Given exercise: Present every line in which the string "mygtuko" appears.
[Begin Input for this task]
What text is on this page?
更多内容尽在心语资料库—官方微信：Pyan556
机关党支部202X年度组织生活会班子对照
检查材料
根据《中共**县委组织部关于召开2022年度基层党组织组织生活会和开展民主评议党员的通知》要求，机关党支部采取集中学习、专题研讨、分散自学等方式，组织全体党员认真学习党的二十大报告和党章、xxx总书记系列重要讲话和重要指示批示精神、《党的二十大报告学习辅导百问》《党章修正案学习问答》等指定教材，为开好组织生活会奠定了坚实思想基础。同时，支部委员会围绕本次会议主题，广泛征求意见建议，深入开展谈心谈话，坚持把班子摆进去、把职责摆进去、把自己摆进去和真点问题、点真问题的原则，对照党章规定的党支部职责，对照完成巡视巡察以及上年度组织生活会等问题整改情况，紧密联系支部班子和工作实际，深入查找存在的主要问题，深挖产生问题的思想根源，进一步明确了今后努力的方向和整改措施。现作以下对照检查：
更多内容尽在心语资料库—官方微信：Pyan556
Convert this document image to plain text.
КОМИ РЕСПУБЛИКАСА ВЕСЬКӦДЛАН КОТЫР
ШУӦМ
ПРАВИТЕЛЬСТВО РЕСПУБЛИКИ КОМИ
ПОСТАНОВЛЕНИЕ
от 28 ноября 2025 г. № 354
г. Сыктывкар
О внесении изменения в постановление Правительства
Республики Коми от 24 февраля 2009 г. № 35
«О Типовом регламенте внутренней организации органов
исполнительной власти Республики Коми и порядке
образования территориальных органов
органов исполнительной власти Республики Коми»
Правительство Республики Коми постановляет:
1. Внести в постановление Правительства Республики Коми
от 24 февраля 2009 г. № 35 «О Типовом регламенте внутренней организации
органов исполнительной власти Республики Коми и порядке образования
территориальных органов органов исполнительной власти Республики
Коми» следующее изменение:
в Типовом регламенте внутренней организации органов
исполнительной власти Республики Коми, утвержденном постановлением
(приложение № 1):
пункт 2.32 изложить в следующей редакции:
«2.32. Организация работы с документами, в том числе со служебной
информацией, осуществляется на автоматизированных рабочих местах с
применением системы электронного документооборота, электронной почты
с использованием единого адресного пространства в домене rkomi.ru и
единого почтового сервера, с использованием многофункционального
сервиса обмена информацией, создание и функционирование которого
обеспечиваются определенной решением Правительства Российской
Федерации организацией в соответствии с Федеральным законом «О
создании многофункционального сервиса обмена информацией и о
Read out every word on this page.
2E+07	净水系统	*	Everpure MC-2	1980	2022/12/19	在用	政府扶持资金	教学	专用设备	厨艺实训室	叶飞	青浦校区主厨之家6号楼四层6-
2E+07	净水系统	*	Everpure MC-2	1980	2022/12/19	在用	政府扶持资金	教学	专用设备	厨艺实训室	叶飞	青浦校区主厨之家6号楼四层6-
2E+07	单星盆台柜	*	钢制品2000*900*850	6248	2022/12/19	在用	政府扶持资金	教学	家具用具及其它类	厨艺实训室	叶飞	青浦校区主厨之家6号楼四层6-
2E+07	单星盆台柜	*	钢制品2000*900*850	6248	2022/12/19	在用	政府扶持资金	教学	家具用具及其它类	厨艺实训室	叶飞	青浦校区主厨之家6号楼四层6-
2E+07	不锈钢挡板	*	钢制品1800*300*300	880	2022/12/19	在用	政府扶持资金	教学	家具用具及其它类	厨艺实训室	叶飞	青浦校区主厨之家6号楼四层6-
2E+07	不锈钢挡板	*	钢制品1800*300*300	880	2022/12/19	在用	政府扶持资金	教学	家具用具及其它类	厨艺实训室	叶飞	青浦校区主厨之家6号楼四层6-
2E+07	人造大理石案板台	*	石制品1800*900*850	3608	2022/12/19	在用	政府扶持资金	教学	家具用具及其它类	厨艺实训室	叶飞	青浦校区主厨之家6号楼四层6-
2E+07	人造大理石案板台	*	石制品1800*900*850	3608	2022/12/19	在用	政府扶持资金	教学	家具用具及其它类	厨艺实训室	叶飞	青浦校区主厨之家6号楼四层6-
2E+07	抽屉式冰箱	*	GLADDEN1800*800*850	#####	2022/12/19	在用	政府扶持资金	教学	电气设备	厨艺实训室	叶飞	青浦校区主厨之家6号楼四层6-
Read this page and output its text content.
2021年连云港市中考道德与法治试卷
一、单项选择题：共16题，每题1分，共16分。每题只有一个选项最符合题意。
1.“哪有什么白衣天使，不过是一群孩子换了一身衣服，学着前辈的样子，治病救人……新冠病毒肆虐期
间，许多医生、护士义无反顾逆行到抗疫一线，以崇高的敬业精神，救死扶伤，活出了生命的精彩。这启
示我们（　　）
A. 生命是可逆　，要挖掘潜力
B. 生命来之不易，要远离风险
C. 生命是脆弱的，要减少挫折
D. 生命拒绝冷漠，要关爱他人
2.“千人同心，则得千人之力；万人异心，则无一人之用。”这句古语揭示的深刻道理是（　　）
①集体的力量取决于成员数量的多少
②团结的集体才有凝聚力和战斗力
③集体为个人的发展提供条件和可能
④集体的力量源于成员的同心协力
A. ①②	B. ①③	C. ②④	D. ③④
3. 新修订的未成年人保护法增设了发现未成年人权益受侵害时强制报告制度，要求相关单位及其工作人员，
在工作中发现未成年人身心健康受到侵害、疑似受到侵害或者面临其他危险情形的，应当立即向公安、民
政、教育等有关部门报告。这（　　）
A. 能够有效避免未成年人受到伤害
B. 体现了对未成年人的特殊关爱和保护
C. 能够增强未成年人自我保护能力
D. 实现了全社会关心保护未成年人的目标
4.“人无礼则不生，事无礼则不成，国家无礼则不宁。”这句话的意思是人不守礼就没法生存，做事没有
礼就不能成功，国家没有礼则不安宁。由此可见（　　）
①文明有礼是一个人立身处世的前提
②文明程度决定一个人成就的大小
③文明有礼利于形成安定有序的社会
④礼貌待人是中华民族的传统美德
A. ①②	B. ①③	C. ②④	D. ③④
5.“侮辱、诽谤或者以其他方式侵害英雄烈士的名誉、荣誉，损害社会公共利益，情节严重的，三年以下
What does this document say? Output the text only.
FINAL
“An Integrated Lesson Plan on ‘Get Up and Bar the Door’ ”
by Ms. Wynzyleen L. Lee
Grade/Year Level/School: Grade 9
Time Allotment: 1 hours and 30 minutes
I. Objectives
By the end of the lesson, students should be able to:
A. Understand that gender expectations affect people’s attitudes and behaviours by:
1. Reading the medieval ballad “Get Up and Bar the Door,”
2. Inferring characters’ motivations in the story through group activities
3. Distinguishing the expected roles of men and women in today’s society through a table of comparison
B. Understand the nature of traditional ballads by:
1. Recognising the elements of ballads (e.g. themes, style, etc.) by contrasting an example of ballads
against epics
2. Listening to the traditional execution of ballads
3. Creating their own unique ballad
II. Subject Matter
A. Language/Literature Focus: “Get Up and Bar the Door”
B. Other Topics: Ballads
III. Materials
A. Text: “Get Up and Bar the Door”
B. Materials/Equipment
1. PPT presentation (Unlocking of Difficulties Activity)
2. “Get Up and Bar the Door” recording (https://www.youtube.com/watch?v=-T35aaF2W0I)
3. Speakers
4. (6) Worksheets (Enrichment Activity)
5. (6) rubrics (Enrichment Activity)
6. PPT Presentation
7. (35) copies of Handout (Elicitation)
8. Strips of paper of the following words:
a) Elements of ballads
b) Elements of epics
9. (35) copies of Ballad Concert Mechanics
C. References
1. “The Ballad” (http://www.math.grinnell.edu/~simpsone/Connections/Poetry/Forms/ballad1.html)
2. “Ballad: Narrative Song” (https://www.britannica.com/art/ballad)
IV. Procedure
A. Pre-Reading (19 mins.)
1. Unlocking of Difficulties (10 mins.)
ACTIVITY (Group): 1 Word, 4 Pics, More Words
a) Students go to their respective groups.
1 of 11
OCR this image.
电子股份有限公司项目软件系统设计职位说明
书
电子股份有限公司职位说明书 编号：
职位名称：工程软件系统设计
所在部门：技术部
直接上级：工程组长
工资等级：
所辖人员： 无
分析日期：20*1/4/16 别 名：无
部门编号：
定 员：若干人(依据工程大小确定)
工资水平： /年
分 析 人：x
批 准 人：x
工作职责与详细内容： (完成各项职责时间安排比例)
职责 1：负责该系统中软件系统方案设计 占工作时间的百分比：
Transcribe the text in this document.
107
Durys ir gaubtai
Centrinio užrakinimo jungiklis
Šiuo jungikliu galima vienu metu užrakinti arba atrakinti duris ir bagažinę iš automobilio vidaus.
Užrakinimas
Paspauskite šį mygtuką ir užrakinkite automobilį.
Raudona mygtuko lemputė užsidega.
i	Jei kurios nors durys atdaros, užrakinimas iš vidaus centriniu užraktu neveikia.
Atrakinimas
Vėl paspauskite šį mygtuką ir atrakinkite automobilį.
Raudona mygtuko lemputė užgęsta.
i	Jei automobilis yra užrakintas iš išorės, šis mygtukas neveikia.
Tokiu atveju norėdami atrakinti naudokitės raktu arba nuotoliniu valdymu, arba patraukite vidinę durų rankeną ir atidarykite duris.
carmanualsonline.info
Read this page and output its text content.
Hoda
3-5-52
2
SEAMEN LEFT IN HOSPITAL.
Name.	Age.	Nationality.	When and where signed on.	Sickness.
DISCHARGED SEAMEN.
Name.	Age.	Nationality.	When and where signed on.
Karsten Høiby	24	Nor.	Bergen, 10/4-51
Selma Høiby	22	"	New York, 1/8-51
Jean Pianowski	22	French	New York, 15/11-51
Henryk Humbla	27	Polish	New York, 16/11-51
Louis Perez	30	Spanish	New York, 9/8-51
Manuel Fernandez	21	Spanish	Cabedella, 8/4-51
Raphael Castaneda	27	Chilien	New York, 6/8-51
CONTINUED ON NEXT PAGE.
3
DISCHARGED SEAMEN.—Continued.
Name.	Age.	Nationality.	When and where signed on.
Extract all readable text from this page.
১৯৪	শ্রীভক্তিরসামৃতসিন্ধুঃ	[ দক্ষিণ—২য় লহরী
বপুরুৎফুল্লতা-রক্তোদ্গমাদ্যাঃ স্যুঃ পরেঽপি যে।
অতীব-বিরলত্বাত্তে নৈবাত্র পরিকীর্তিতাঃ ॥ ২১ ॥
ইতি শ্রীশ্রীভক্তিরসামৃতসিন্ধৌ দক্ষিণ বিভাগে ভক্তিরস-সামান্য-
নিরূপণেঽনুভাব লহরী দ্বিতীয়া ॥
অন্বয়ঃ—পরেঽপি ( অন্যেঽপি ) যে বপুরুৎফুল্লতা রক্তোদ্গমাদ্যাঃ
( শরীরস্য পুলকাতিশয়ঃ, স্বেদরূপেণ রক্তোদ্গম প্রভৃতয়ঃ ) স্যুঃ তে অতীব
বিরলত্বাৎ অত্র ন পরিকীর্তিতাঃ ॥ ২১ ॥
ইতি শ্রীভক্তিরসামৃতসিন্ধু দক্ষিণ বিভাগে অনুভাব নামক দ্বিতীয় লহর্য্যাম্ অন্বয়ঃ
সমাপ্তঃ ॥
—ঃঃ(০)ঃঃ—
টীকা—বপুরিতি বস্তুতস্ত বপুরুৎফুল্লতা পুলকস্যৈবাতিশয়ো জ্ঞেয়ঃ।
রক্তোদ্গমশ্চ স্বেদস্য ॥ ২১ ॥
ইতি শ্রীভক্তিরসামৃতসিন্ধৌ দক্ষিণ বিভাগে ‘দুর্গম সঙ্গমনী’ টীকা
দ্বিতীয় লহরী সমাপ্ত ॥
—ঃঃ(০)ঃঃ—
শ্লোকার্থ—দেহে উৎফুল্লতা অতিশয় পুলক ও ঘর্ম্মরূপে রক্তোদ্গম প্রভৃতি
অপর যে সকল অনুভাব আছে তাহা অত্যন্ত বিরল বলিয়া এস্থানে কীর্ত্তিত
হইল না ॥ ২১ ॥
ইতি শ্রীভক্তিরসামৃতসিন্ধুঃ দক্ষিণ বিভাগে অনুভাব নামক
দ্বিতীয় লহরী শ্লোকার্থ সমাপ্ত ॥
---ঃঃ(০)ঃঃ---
[End Input for this task]
Exercise answer:
Raudona mygtuko lemputė užsidega.
Raudona mygtuko lemputė užgęsta.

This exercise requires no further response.